Job: Give back the entire listing verbatim.

# # #

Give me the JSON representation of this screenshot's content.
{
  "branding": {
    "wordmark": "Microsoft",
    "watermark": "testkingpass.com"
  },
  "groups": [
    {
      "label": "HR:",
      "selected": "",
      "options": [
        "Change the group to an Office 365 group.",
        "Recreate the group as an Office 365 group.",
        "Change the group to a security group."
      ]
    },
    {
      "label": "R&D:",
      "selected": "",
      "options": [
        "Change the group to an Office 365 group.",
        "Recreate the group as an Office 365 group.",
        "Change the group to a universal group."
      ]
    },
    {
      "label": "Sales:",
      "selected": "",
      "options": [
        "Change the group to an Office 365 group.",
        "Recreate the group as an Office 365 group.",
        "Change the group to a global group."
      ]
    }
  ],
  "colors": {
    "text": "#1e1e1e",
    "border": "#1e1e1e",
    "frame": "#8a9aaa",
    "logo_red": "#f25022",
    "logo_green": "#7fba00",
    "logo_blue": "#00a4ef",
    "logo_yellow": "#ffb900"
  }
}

# # #

Expected output:
Give me the JSON representation of this screenshot's content.
{
  "branding": {
    "wordmark": "Microsoft",
    "watermark": "testkingpass.com"
  },
  "groups": [
    {
      "label": "HR:",
      "selected": "",
      "options": [
        "Change the group to an Office 365 group.",
        "Recreate the group as an Office 365 group.",
        "Change the group to a security group."
      ]
    },
    {
      "label": "R&D:",
      "selected": "",
      "options": [
        "Change the group to an Office 365 group.",
        "Recreate the group as an Office 365 group.",
        "Change the group to a universal group."
      ]
    },
    {
      "label": "Sales:",
      "selected": "",
      "options": [
        "Change the group to an Office 365 group.",
        "Recreate the group as an Office 365 group.",
        "Change the group to a global group."
      ]
    }
  ],
  "colors": {
    "text": "#1e1e1e",
    "border": "#1e1e1e",
    "frame": "#8a9aaa",
    "logo_red": "#f25022",
    "logo_green": "#7fba00",
    "logo_blue": "#00a4ef",
    "logo_yellow": "#ffb900"
  }
}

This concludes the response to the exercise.